_Requirement:_ Please give the listing again in its entirety, exactly as written.

# Start of Data to process

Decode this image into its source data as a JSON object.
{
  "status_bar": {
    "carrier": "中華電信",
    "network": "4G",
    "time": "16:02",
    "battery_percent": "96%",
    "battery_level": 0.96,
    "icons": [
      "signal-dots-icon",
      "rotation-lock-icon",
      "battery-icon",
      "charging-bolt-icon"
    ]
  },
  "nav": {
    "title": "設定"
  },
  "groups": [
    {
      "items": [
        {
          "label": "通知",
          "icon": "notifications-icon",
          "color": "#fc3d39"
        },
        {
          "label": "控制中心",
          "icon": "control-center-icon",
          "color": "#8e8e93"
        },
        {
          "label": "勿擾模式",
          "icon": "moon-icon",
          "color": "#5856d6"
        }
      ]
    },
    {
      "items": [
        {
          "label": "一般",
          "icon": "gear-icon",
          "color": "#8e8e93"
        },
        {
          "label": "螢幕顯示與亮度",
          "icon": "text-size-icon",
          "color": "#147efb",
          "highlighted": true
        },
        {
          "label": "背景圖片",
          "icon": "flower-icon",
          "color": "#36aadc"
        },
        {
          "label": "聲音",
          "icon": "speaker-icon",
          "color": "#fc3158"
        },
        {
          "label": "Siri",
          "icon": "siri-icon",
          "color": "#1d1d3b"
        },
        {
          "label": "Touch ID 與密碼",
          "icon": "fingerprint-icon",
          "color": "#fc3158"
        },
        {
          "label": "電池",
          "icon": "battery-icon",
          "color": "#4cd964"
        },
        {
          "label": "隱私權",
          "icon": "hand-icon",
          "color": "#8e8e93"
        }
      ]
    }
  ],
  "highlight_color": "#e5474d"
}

# End of Data to process

_Reply:_
Decode this image into its source data as a JSON object.
{
  "status_bar": {
    "carrier": "中華電信",
    "network": "4G",
    "time": "16:02",
    "battery_percent": "96%",
    "battery_level": 0.96,
    "icons": [
      "signal-dots-icon",
      "rotation-lock-icon",
      "battery-icon",
      "charging-bolt-icon"
    ]
  },
  "nav": {
    "title": "設定"
  },
  "groups": [
    {
      "items": [
        {
          "label": "通知",
          "icon": "notifications-icon",
          "color": "#fc3d39"
        },
        {
          "label": "控制中心",
          "icon": "control-center-icon",
          "color": "#8e8e93"
        },
        {
          "label": "勿擾模式",
          "icon": "moon-icon",
          "color": "#5856d6"
        }
      ]
    },
    {
      "items": [
        {
          "label": "一般",
          "icon": "gear-icon",
          "color": "#8e8e93"
        },
        {
          "label": "螢幕顯示與亮度",
          "icon": "text-size-icon",
          "color": "#147efb",
          "highlighted": true
        },
        {
          "label": "背景圖片",
          "icon": "flower-icon",
          "color": "#36aadc"
        },
        {
          "label": "聲音",
          "icon": "speaker-icon",
          "color": "#fc3158"
        },
        {
          "label": "Siri",
          "icon": "siri-icon",
          "color": "#1d1d3b"
        },
        {
          "label": "Touch ID 與密碼",
          "icon": "fingerprint-icon",
          "color": "#fc3158"
        },
        {
          "label": "電池",
          "icon": "battery-icon",
          "color": "#4cd964"
        },
        {
          "label": "隱私權",
          "icon": "hand-icon",
          "color": "#8e8e93"
        }
      ]
    }
  ],
  "highlight_color": "#e5474d"
}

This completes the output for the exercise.